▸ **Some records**
◇ ◇ ◇ ◇

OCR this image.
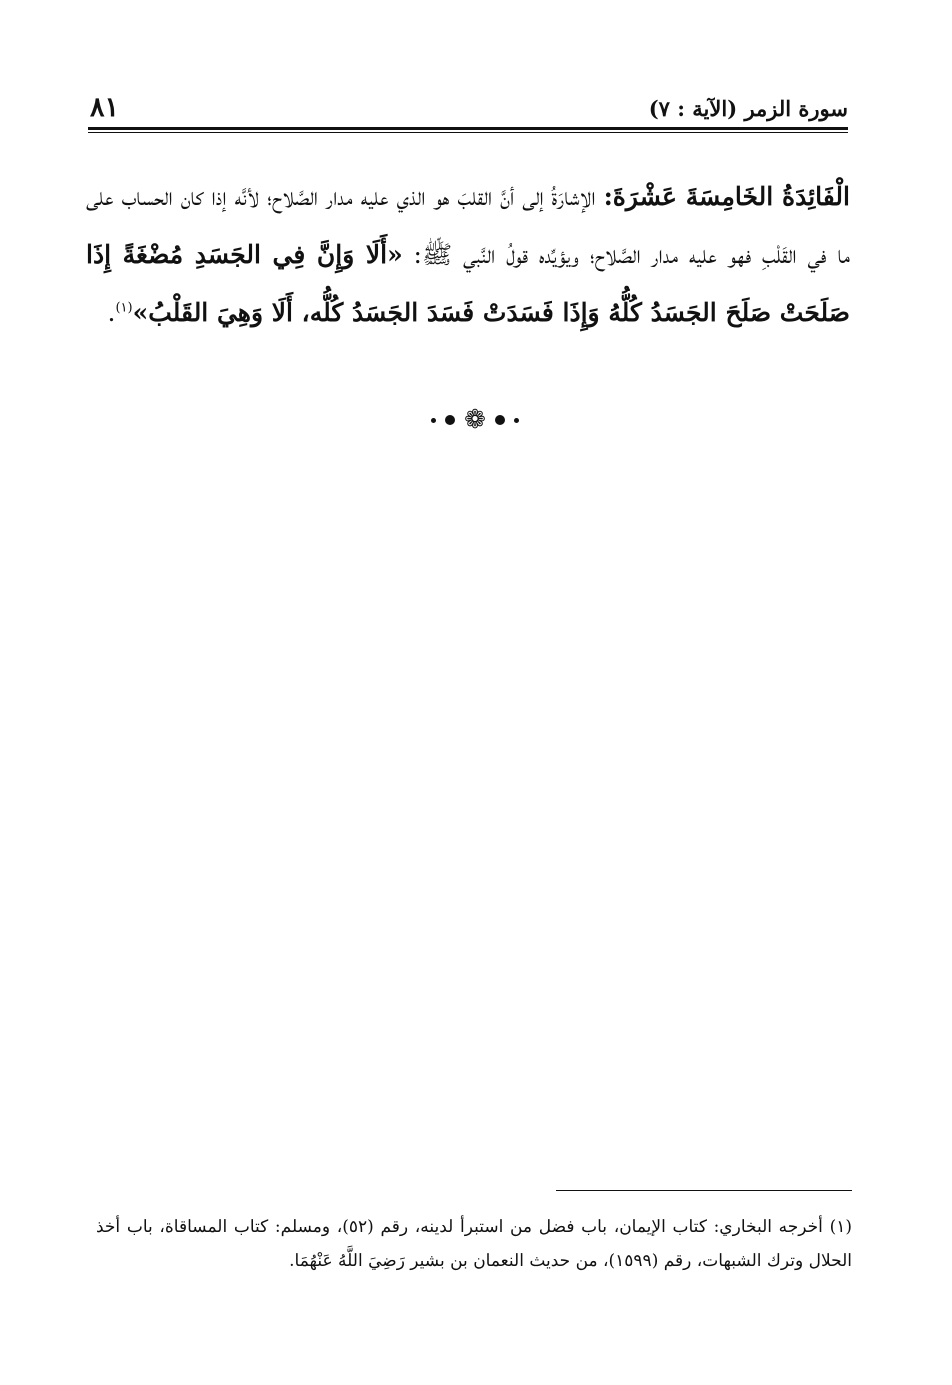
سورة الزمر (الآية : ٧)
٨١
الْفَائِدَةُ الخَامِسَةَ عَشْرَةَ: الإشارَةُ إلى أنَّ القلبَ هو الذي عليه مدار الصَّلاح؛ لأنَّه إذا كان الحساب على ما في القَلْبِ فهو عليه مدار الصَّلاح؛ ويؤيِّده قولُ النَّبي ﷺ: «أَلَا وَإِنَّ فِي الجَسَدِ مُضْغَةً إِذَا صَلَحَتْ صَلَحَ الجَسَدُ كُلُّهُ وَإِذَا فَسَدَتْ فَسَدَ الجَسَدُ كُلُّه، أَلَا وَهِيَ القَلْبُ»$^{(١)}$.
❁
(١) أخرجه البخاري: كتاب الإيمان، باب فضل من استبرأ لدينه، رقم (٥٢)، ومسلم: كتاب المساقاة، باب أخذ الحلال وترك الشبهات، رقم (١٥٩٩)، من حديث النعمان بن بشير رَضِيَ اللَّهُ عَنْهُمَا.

◇ ◇ ◇ ◇

▸ **Stated goal**
Working from the material above, transcribe it exactly while omitting pictures.

▸ **Answer to the exercise**
OCR this image.
سورة الزمر (الآية : ٧)
٨١
الْفَائِدَةُ الخَامِسَةَ عَشْرَةَ: الإشارَةُ إلى أنَّ القلبَ هو الذي عليه مدار الصَّلاح؛ لأنَّه إذا كان الحساب على ما في القَلْبِ فهو عليه مدار الصَّلاح؛ ويؤيِّده قولُ النَّبي ﷺ: «أَلَا وَإِنَّ فِي الجَسَدِ مُضْغَةً إِذَا صَلَحَتْ صَلَحَ الجَسَدُ كُلُّهُ وَإِذَا فَسَدَتْ فَسَدَ الجَسَدُ كُلُّه، أَلَا وَهِيَ القَلْبُ»$^{(١)}$.
❁
(١) أخرجه البخاري: كتاب الإيمان، باب فضل من استبرأ لدينه، رقم (٥٢)، ومسلم: كتاب المساقاة، باب أخذ الحلال وترك الشبهات، رقم (١٥٩٩)، من حديث النعمان بن بشير رَضِيَ اللَّهُ عَنْهُمَا.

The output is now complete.